Assignment A
From the methenamine text below, list every GI disturbance it names among the most frequent adverse effects.
Assignment B
In the methenamine text below, rewrite the paragraph beginning "The usual dosage of methenamine mandelate" as a short list that keeps its main facts.
Assignment C
Using the methenamine text below, state whether each statement agrees with it: (i) methenamine acts on bacteria in the blood; (ii) methenamine's antibacterial effects are maximal at a urine pH of 5.5 or less; (iii) a methenamine hippurate dosage has been established for children younger than 6 years. Support each yes or no with the text's exact words.

Selected extract
* * *

Urinary Tract Infections

Methenamine hippurate or methenamine mandelate is used for prophylaxis or suppression of recurrent urinary tract infections (bacteriuria), especially when long-term therapy is considered necessary.

Methenamine hippurate or methenamine mandelate should be used only after the urinary tract infection has been eradicated by other appropriate anti-infectives. Methenamine is not effective in systemic bacterial infections and has no effect on bacteria in blood or tissues outside the urinary tract. Methenamine hippurate and methenamine mandelate should not be used alone in the treatment of acute parenchymal infections causing systemic symptoms (e.g., chills, fever).

Efficacy of methenamine therapy should be monitored by periodic urine cultures. Antibacterial effects of methenamine are maximal when urine pH is 5.5 or less. Urinary pH should be monitored during methenamine therapy and supplementary acidification used, if required. Supplementary acidification may be achieved by dietary regulation and/or concomitant administration of acidifying agents (e.g., ammonium chloride, ascorbic acid, methionine). This is particularly important when the causative organisms are urea-splitting strains of Proteus or Pseudomonas which increase urinary pH.

Dosage and Administration

Reconstitution and Administration

Methenamine hippurate and methenamine mandelate are administered orally.

Care should be taken to ensure that urine is acidic during methenamine hippurate or methenamine mandelate therapy. Antibacterial effects are maximal when urine pH is 5.5 or less. Alkalinizing food and medication should be restricted, and supplemental acidification instituted if needed.

Dosage

Methenamine is commercially available as methenamine hippurate and methenamine mandelate; dosage is expressed in terms of the salt.

Prophylaxis or Suppression of Urinary Tract Infections

Methenamine Hippurate

The usual dosage of methenamine hippurate for adults and children older than 12 years of age is 1 g twice daily (morning and night). Children 6-12 years of age may receive 0.5-1 g of methenamine hippurate twice daily (morning and night). Dosage for children younger than 6 years of age has not been established.

Methenamine Mandelate

The usual dosage of methenamine mandelate for adults and children older than 12 years of age is 1 g 4 times daily, after meals and at bedtime. Children 6-12 years of age should receive 500 mg of methenamine mandelate 4 times daily and children younger than 6 years of age should receive 18.4 mg/kg 4 times daily. Some clinicians recommend that children receive 50 mg/kg daily in 3 divided doses.

Cautions

Adverse Effects

Adverse effects have been reported in less than 3.5% of patients receiving methenamine hippurate. The most frequent adverse effects are GI disturbances including nausea, vomiting, diarrhea, abdominal cramps, and anorexia. GI disturbances also have been reported with methenamine mandelate.

* * *

Records supplied
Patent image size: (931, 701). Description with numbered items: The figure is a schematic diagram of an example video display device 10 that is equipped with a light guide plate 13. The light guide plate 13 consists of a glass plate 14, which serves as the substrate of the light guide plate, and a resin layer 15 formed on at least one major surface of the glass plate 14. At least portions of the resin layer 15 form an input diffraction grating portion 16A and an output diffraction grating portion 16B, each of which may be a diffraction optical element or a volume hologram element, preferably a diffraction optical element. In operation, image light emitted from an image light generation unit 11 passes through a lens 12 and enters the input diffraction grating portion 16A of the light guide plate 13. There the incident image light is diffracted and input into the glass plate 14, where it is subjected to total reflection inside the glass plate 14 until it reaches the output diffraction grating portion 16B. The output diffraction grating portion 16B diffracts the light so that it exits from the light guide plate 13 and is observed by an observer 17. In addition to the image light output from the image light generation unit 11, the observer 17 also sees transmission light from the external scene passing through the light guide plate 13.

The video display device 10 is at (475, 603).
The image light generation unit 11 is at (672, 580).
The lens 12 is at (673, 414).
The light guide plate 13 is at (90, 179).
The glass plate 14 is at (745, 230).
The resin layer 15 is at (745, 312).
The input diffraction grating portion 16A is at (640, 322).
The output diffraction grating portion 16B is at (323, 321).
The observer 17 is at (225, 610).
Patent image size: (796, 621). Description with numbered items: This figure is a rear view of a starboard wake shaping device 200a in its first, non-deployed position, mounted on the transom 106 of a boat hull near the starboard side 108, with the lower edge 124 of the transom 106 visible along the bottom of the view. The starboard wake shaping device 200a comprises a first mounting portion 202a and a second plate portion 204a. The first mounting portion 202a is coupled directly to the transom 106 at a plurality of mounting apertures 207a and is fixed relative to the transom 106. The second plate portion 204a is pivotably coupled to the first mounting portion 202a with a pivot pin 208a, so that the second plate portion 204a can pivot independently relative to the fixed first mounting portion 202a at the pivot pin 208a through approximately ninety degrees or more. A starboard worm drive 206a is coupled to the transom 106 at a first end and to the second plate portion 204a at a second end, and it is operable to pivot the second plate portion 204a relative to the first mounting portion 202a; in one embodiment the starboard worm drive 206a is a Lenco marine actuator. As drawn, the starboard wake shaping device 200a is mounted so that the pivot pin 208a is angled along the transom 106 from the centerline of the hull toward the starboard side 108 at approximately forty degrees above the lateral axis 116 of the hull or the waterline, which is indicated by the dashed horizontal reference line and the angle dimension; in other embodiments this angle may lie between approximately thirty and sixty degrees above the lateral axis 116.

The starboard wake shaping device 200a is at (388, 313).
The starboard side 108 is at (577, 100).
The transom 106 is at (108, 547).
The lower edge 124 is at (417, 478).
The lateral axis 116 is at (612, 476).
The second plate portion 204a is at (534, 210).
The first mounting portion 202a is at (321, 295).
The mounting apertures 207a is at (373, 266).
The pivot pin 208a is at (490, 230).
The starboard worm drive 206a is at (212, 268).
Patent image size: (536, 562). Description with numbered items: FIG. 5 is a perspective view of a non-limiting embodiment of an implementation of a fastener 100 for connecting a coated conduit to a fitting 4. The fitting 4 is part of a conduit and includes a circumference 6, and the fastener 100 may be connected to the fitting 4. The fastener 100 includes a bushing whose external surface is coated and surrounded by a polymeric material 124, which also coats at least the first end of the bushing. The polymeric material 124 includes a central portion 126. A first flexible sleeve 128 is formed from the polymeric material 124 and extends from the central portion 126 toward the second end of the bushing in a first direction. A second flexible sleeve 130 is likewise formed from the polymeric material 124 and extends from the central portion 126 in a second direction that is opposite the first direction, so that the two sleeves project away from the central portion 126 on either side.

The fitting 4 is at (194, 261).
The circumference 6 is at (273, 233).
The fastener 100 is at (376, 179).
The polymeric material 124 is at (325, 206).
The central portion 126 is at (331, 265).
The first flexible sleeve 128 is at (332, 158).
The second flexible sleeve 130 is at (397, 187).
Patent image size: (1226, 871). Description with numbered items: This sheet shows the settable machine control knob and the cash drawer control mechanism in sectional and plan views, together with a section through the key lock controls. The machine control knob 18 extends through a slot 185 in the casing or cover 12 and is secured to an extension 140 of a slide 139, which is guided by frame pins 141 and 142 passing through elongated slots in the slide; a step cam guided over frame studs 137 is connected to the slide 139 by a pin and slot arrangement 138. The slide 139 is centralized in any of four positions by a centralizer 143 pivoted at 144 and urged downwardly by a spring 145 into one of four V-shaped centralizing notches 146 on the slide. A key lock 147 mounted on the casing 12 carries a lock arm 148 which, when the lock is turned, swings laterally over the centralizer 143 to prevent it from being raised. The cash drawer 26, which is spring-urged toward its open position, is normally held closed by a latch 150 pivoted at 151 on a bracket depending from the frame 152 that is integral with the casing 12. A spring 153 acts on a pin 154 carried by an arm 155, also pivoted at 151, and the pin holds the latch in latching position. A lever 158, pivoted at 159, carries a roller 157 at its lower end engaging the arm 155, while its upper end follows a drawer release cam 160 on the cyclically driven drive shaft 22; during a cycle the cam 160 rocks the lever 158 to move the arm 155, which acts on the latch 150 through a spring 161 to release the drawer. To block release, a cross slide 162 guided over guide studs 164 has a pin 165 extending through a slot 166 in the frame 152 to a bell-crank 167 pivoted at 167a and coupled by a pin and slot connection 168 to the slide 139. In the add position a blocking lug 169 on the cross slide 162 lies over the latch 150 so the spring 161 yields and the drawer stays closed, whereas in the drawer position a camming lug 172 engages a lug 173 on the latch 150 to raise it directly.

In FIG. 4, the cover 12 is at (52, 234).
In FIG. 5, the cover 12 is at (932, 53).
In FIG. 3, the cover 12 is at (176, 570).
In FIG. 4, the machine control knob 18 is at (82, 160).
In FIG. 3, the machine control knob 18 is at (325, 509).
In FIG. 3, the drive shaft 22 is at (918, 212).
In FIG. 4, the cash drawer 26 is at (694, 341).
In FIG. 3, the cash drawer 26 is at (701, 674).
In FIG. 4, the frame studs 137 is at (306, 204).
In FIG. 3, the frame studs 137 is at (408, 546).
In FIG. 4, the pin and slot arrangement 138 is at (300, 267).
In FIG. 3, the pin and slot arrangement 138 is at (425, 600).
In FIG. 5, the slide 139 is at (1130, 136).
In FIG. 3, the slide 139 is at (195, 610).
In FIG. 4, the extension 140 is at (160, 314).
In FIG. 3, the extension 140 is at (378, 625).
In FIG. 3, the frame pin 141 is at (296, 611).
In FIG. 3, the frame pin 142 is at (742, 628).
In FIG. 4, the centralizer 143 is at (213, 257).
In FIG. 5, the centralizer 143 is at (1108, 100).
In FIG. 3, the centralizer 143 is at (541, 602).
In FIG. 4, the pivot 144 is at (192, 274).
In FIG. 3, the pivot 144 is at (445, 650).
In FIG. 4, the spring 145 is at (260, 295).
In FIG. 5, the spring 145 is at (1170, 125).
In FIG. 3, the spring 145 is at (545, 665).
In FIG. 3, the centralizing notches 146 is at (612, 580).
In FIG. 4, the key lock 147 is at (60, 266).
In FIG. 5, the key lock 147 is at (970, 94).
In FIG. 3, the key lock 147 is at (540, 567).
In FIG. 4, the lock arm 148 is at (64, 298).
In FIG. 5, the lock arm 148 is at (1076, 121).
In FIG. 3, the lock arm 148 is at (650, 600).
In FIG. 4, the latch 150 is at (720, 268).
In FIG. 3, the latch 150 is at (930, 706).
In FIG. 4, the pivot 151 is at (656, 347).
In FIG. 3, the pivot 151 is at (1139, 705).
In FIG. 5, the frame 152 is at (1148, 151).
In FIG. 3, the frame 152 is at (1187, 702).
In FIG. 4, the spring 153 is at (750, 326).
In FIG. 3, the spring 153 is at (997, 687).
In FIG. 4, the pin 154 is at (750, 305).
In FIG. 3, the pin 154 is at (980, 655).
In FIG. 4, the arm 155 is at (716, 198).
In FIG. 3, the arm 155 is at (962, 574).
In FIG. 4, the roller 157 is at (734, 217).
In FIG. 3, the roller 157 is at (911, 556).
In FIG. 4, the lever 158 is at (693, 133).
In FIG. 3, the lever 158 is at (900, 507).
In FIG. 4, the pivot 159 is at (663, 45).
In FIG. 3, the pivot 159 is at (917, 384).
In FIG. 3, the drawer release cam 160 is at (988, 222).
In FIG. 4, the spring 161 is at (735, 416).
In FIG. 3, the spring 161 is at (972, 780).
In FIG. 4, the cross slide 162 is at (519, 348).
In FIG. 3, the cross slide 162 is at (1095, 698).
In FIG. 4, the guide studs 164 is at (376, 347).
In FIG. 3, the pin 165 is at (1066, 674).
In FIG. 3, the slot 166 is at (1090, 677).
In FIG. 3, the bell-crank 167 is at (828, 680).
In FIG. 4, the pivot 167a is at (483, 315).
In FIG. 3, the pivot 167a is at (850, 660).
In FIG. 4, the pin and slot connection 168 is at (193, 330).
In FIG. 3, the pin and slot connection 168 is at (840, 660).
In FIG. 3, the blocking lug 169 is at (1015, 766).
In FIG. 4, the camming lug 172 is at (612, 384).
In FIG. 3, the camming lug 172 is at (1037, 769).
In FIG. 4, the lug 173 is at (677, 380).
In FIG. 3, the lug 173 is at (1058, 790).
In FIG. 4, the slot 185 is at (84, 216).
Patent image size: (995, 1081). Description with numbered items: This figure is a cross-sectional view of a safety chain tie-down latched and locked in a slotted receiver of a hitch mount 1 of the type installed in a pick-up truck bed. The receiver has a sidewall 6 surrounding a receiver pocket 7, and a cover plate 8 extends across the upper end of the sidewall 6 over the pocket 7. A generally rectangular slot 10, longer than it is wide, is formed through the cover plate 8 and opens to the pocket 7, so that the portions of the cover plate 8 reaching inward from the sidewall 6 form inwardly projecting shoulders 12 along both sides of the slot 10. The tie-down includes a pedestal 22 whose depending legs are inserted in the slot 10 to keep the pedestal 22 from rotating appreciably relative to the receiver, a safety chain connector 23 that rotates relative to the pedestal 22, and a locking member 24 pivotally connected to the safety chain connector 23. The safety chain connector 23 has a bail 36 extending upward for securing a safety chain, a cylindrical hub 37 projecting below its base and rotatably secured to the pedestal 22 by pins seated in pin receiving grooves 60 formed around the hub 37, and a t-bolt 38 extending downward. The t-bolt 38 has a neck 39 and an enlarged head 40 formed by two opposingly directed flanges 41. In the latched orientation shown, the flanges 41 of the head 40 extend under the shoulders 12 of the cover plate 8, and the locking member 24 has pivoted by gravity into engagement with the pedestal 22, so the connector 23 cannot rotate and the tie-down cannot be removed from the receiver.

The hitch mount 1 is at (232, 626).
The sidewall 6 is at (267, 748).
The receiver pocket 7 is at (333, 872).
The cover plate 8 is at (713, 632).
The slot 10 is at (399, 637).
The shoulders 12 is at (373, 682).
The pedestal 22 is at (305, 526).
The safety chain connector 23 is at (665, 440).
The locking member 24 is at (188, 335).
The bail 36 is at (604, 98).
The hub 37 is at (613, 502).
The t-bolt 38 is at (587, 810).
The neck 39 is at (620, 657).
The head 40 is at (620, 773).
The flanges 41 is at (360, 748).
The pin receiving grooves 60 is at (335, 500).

* * *

Expected answer A
nausea, vomiting, diarrhea, abdominal cramps, anorexia

Expected answer B
- Adults and children older than 12 years: 1 g 4 times daily, after meals and at bedtime
- Children 6-12 years: 500 mg 4 times daily
- Children younger than 6 years: 18.4 mg/kg 4 times daily
- Some clinicians recommend 50 mg/kg daily for children, in 3 divided doses

Expected answer C
(i) No: "has no effect on bacteria in blood or tissues outside the urinary tract"
(ii) Yes: "Antibacterial effects of methenamine are maximal when urine pH is 5.5 or less."
(iii) No: "Dosage for children younger than 6 years of age has not been established."